BEGIN
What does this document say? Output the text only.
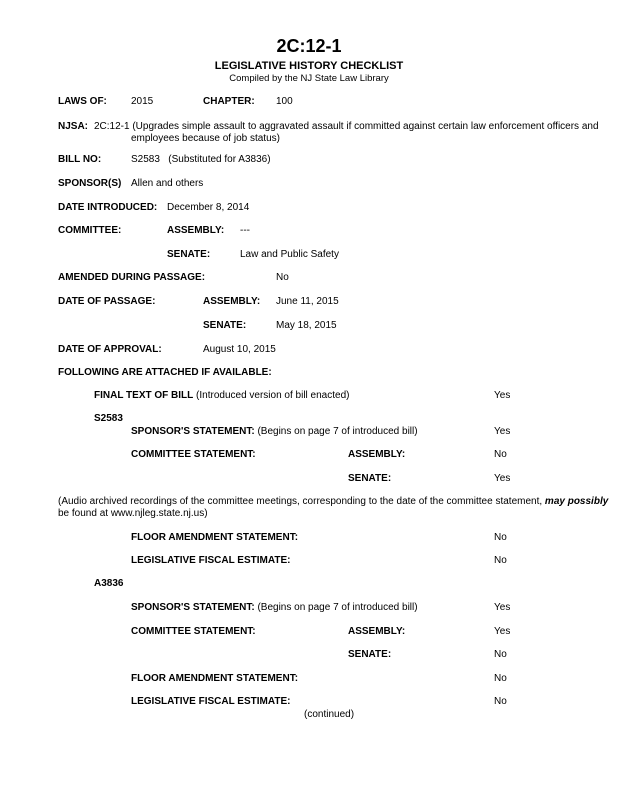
2C:12-1
LEGISLATIVE HISTORY CHECKLIST
Compiled by the NJ State Law Library
LAWS OF: 2015	CHAPTER: 100
NJSA: 2C:12-1 (Upgrades simple assault to aggravated assault if committed against certain law enforcement officers and
employees because of job status)
BILL NO:	S2583   (Substituted for A3836)
SPONSOR(S) Allen and others
DATE INTRODUCED: December 8, 2014
COMMITTEE:	ASSEMBLY: ---
SENATE:	Law and Public Safety
AMENDED DURING PASSAGE:	No
DATE OF PASSAGE:	ASSEMBLY: June 11, 2015
SENATE:	May 18, 2015
DATE OF APPROVAL:	August 10, 2015
FOLLOWING ARE ATTACHED IF AVAILABLE:
FINAL TEXT OF BILL (Introduced version of bill enacted)	Yes
S2583
SPONSOR'S STATEMENT: (Begins on page 7 of introduced bill)	Yes
COMMITTEE STATEMENT:	ASSEMBLY:	No
SENATE:	Yes
(Audio archived recordings of the committee meetings, corresponding to the date of the committee statement, may possibly
be found at www.njleg.state.nj.us)
FLOOR AMENDMENT STATEMENT:	No
LEGISLATIVE FISCAL ESTIMATE:	No
A3836
SPONSOR'S STATEMENT: (Begins on page 7 of introduced bill)	Yes
COMMITTEE STATEMENT:	ASSEMBLY:	Yes
SENATE:	No
FLOOR AMENDMENT STATEMENT:	No
LEGISLATIVE FISCAL ESTIMATE:	No
(continued)
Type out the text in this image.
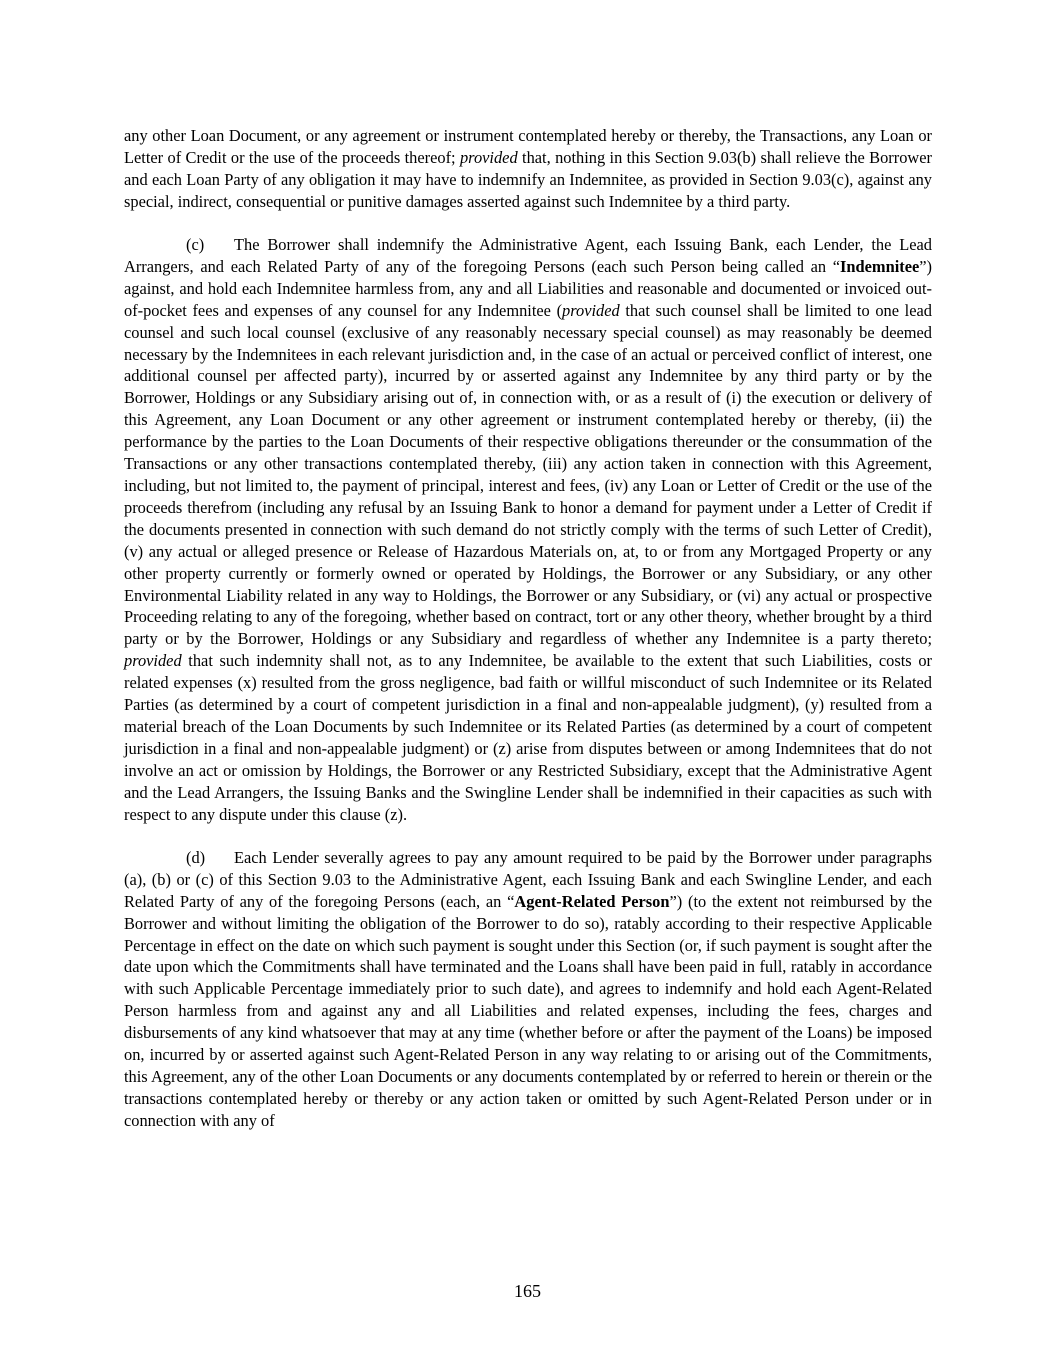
any other Loan Document, or any agreement or instrument contemplated hereby or thereby, the Transactions, any Loan or Letter of Credit or the use of the proceeds thereof; provided that, nothing in this Section 9.03(b) shall relieve the Borrower and each Loan Party of any obligation it may have to indemnify an Indemnitee, as provided in Section 9.03(c), against any special, indirect, consequential or punitive damages asserted against such Indemnitee by a third party.

(c) The Borrower shall indemnify the Administrative Agent, each Issuing Bank, each Lender, the Lead Arrangers, and each Related Party of any of the foregoing Persons (each such Person being called an “Indemnitee”) against, and hold each Indemnitee harmless from, any and all Liabilities and reasonable and documented or invoiced out-of-pocket fees and expenses of any counsel for any Indemnitee (provided that such counsel shall be limited to one lead counsel and such local counsel (exclusive of any reasonably necessary special counsel) as may reasonably be deemed necessary by the Indemnitees in each relevant jurisdiction and, in the case of an actual or perceived conflict of interest, one additional counsel per affected party), incurred by or asserted against any Indemnitee by any third party or by the Borrower, Holdings or any Subsidiary arising out of, in connection with, or as a result of (i) the execution or delivery of this Agreement, any Loan Document or any other agreement or instrument contemplated hereby or thereby, (ii) the performance by the parties to the Loan Documents of their respective obligations thereunder or the consummation of the Transactions or any other transactions contemplated thereby, (iii) any action taken in connection with this Agreement, including, but not limited to, the payment of principal, interest and fees, (iv) any Loan or Letter of Credit or the use of the proceeds therefrom (including any refusal by an Issuing Bank to honor a demand for payment under a Letter of Credit if the documents presented in connection with such demand do not strictly comply with the terms of such Letter of Credit), (v) any actual or alleged presence or Release of Hazardous Materials on, at, to or from any Mortgaged Property or any other property currently or formerly owned or operated by Holdings, the Borrower or any Subsidiary, or any other Environmental Liability related in any way to Holdings, the Borrower or any Subsidiary, or (vi) any actual or prospective Proceeding relating to any of the foregoing, whether based on contract, tort or any other theory, whether brought by a third party or by the Borrower, Holdings or any Subsidiary and regardless of whether any Indemnitee is a party thereto; provided that such indemnity shall not, as to any Indemnitee, be available to the extent that such Liabilities, costs or related expenses (x) resulted from the gross negligence, bad faith or willful misconduct of such Indemnitee or its Related Parties (as determined by a court of competent jurisdiction in a final and non-appealable judgment), (y) resulted from a material breach of the Loan Documents by such Indemnitee or its Related Parties (as determined by a court of competent jurisdiction in a final and non-appealable judgment) or (z) arise from disputes between or among Indemnitees that do not involve an act or omission by Holdings, the Borrower or any Restricted Subsidiary, except that the Administrative Agent and the Lead Arrangers, the Issuing Banks and the Swingline Lender shall be indemnified in their capacities as such with respect to any dispute under this clause (z).

(d) Each Lender severally agrees to pay any amount required to be paid by the Borrower under paragraphs (a), (b) or (c) of this Section 9.03 to the Administrative Agent, each Issuing Bank and each Swingline Lender, and each Related Party of any of the foregoing Persons (each, an “Agent-Related Person”) (to the extent not reimbursed by the Borrower and without limiting the obligation of the Borrower to do so), ratably according to their respective Applicable Percentage in effect on the date on which such payment is sought under this Section (or, if such payment is sought after the date upon which the Commitments shall have terminated and the Loans shall have been paid in full, ratably in accordance with such Applicable Percentage immediately prior to such date), and agrees to indemnify and hold each Agent-Related Person harmless from and against any and all Liabilities and related expenses, including the fees, charges and disbursements of any kind whatsoever that may at any time (whether before or after the payment of the Loans) be imposed on, incurred by or asserted against such Agent-Related Person in any way relating to or arising out of the Commitments, this Agreement, any of the other Loan Documents or any documents contemplated by or referred to herein or therein or the transactions contemplated hereby or thereby or any action taken or omitted by such Agent-Related Person under or in connection with any of

165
END
YOUR GOAL –
Write out each entry exactly as given, but skip the pictures.

ANSWER TO THIS PROBLEM –
What does this document say? Output the text only.
2C:12-1
LEGISLATIVE HISTORY CHECKLIST
Compiled by the NJ State Law Library
LAWS OF: 2015	CHAPTER: 100
NJSA: 2C:12-1 (Upgrades simple assault to aggravated assault if committed against certain law enforcement officers and
employees because of job status)
BILL NO:	S2583   (Substituted for A3836)
SPONSOR(S) Allen and others
DATE INTRODUCED: December 8, 2014
COMMITTEE:	ASSEMBLY: ---
SENATE:	Law and Public Safety
AMENDED DURING PASSAGE:	No
DATE OF PASSAGE:	ASSEMBLY: June 11, 2015
SENATE:	May 18, 2015
DATE OF APPROVAL:	August 10, 2015
FOLLOWING ARE ATTACHED IF AVAILABLE:
FINAL TEXT OF BILL (Introduced version of bill enacted)	Yes
S2583
SPONSOR'S STATEMENT: (Begins on page 7 of introduced bill)	Yes
COMMITTEE STATEMENT:	ASSEMBLY:	No
SENATE:	Yes
(Audio archived recordings of the committee meetings, corresponding to the date of the committee statement, may possibly
be found at www.njleg.state.nj.us)
FLOOR AMENDMENT STATEMENT:	No
LEGISLATIVE FISCAL ESTIMATE:	No
A3836
SPONSOR'S STATEMENT: (Begins on page 7 of introduced bill)	Yes
COMMITTEE STATEMENT:	ASSEMBLY:	Yes
SENATE:	No
FLOOR AMENDMENT STATEMENT:	No
LEGISLATIVE FISCAL ESTIMATE:	No
(continued)
Type out the text in this image.
any other Loan Document, or any agreement or instrument contemplated hereby or thereby, the Transactions, any Loan or Letter of Credit or the use of the proceeds thereof; provided that, nothing in this Section 9.03(b) shall relieve the Borrower and each Loan Party of any obligation it may have to indemnify an Indemnitee, as provided in Section 9.03(c), against any special, indirect, consequential or punitive damages asserted against such Indemnitee by a third party.

(c) The Borrower shall indemnify the Administrative Agent, each Issuing Bank, each Lender, the Lead Arrangers, and each Related Party of any of the foregoing Persons (each such Person being called an “Indemnitee”) against, and hold each Indemnitee harmless from, any and all Liabilities and reasonable and documented or invoiced out-of-pocket fees and expenses of any counsel for any Indemnitee (provided that such counsel shall be limited to one lead counsel and such local counsel (exclusive of any reasonably necessary special counsel) as may reasonably be deemed necessary by the Indemnitees in each relevant jurisdiction and, in the case of an actual or perceived conflict of interest, one additional counsel per affected party), incurred by or asserted against any Indemnitee by any third party or by the Borrower, Holdings or any Subsidiary arising out of, in connection with, or as a result of (i) the execution or delivery of this Agreement, any Loan Document or any other agreement or instrument contemplated hereby or thereby, (ii) the performance by the parties to the Loan Documents of their respective obligations thereunder or the consummation of the Transactions or any other transactions contemplated thereby, (iii) any action taken in connection with this Agreement, including, but not limited to, the payment of principal, interest and fees, (iv) any Loan or Letter of Credit or the use of the proceeds therefrom (including any refusal by an Issuing Bank to honor a demand for payment under a Letter of Credit if the documents presented in connection with such demand do not strictly comply with the terms of such Letter of Credit), (v) any actual or alleged presence or Release of Hazardous Materials on, at, to or from any Mortgaged Property or any other property currently or formerly owned or operated by Holdings, the Borrower or any Subsidiary, or any other Environmental Liability related in any way to Holdings, the Borrower or any Subsidiary, or (vi) any actual or prospective Proceeding relating to any of the foregoing, whether based on contract, tort or any other theory, whether brought by a third party or by the Borrower, Holdings or any Subsidiary and regardless of whether any Indemnitee is a party thereto; provided that such indemnity shall not, as to any Indemnitee, be available to the extent that such Liabilities, costs or related expenses (x) resulted from the gross negligence, bad faith or willful misconduct of such Indemnitee or its Related Parties (as determined by a court of competent jurisdiction in a final and non-appealable judgment), (y) resulted from a material breach of the Loan Documents by such Indemnitee or its Related Parties (as determined by a court of competent jurisdiction in a final and non-appealable judgment) or (z) arise from disputes between or among Indemnitees that do not involve an act or omission by Holdings, the Borrower or any Restricted Subsidiary, except that the Administrative Agent and the Lead Arrangers, the Issuing Banks and the Swingline Lender shall be indemnified in their capacities as such with respect to any dispute under this clause (z).

(d) Each Lender severally agrees to pay any amount required to be paid by the Borrower under paragraphs (a), (b) or (c) of this Section 9.03 to the Administrative Agent, each Issuing Bank and each Swingline Lender, and each Related Party of any of the foregoing Persons (each, an “Agent-Related Person”) (to the extent not reimbursed by the Borrower and without limiting the obligation of the Borrower to do so), ratably according to their respective Applicable Percentage in effect on the date on which such payment is sought under this Section (or, if such payment is sought after the date upon which the Commitments shall have terminated and the Loans shall have been paid in full, ratably in accordance with such Applicable Percentage immediately prior to such date), and agrees to indemnify and hold each Agent-Related Person harmless from and against any and all Liabilities and related expenses, including the fees, charges and disbursements of any kind whatsoever that may at any time (whether before or after the payment of the Loans) be imposed on, incurred by or asserted against such Agent-Related Person in any way relating to or arising out of the Commitments, this Agreement, any of the other Loan Documents or any documents contemplated by or referred to herein or therein or the transactions contemplated hereby or thereby or any action taken or omitted by such Agent-Related Person under or in connection with any of

165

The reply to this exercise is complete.